- STATED PROBLEM -
Retype each entry below, keeping every character the same.

-- BEGIN RECORDS SHOWN --

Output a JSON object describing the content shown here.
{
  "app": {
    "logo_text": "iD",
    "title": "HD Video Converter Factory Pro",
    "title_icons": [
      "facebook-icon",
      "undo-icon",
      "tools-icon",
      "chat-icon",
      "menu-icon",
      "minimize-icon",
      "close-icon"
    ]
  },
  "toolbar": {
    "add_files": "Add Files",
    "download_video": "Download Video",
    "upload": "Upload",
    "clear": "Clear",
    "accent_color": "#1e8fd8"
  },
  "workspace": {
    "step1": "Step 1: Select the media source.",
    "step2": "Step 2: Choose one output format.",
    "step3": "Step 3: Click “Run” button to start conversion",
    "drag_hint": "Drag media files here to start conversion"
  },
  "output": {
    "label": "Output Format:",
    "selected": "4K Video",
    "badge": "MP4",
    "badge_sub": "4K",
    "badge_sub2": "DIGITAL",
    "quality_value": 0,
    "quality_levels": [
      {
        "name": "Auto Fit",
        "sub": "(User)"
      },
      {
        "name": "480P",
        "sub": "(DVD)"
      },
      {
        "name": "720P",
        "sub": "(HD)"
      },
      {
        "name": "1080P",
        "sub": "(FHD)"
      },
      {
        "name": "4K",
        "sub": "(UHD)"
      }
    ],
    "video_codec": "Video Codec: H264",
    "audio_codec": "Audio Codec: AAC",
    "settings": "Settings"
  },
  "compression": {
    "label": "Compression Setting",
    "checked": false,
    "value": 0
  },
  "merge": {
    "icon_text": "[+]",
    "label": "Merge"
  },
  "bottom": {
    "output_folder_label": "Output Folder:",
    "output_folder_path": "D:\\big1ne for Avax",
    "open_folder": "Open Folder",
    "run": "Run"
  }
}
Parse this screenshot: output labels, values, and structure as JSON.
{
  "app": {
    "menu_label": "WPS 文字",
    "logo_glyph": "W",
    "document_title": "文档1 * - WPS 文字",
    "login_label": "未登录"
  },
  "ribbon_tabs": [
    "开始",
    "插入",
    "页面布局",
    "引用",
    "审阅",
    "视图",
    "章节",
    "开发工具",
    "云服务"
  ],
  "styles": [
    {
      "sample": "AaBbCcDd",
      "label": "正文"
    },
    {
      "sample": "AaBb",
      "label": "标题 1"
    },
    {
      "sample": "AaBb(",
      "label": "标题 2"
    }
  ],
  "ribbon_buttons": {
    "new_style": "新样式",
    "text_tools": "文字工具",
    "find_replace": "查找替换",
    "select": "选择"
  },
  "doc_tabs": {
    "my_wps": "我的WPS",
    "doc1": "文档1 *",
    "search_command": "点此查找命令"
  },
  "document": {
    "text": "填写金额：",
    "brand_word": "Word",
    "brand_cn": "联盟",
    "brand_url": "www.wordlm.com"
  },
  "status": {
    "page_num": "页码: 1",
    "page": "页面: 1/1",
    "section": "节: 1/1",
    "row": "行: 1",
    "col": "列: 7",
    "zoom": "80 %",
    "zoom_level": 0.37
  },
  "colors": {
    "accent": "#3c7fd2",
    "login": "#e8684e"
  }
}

-- END RECORDS SHOWN --

- OUTPUT FOR THIS TASK -
Output a JSON object describing the content shown here.
{
  "app": {
    "logo_text": "iD",
    "title": "HD Video Converter Factory Pro",
    "title_icons": [
      "facebook-icon",
      "undo-icon",
      "tools-icon",
      "chat-icon",
      "menu-icon",
      "minimize-icon",
      "close-icon"
    ]
  },
  "toolbar": {
    "add_files": "Add Files",
    "download_video": "Download Video",
    "upload": "Upload",
    "clear": "Clear",
    "accent_color": "#1e8fd8"
  },
  "workspace": {
    "step1": "Step 1: Select the media source.",
    "step2": "Step 2: Choose one output format.",
    "step3": "Step 3: Click “Run” button to start conversion",
    "drag_hint": "Drag media files here to start conversion"
  },
  "output": {
    "label": "Output Format:",
    "selected": "4K Video",
    "badge": "MP4",
    "badge_sub": "4K",
    "badge_sub2": "DIGITAL",
    "quality_value": 0,
    "quality_levels": [
      {
        "name": "Auto Fit",
        "sub": "(User)"
      },
      {
        "name": "480P",
        "sub": "(DVD)"
      },
      {
        "name": "720P",
        "sub": "(HD)"
      },
      {
        "name": "1080P",
        "sub": "(FHD)"
      },
      {
        "name": "4K",
        "sub": "(UHD)"
      }
    ],
    "video_codec": "Video Codec: H264",
    "audio_codec": "Audio Codec: AAC",
    "settings": "Settings"
  },
  "compression": {
    "label": "Compression Setting",
    "checked": false,
    "value": 0
  },
  "merge": {
    "icon_text": "[+]",
    "label": "Merge"
  },
  "bottom": {
    "output_folder_label": "Output Folder:",
    "output_folder_path": "D:\\big1ne for Avax",
    "open_folder": "Open Folder",
    "run": "Run"
  }
}
Parse this screenshot: output labels, values, and structure as JSON.
{
  "app": {
    "menu_label": "WPS 文字",
    "logo_glyph": "W",
    "document_title": "文档1 * - WPS 文字",
    "login_label": "未登录"
  },
  "ribbon_tabs": [
    "开始",
    "插入",
    "页面布局",
    "引用",
    "审阅",
    "视图",
    "章节",
    "开发工具",
    "云服务"
  ],
  "styles": [
    {
      "sample": "AaBbCcDd",
      "label": "正文"
    },
    {
      "sample": "AaBb",
      "label": "标题 1"
    },
    {
      "sample": "AaBb(",
      "label": "标题 2"
    }
  ],
  "ribbon_buttons": {
    "new_style": "新样式",
    "text_tools": "文字工具",
    "find_replace": "查找替换",
    "select": "选择"
  },
  "doc_tabs": {
    "my_wps": "我的WPS",
    "doc1": "文档1 *",
    "search_command": "点此查找命令"
  },
  "document": {
    "text": "填写金额：",
    "brand_word": "Word",
    "brand_cn": "联盟",
    "brand_url": "www.wordlm.com"
  },
  "status": {
    "page_num": "页码: 1",
    "page": "页面: 1/1",
    "section": "节: 1/1",
    "row": "行: 1",
    "col": "列: 7",
    "zoom": "80 %",
    "zoom_level": 0.37
  },
  "colors": {
    "accent": "#3c7fd2",
    "login": "#e8684e"
  }
}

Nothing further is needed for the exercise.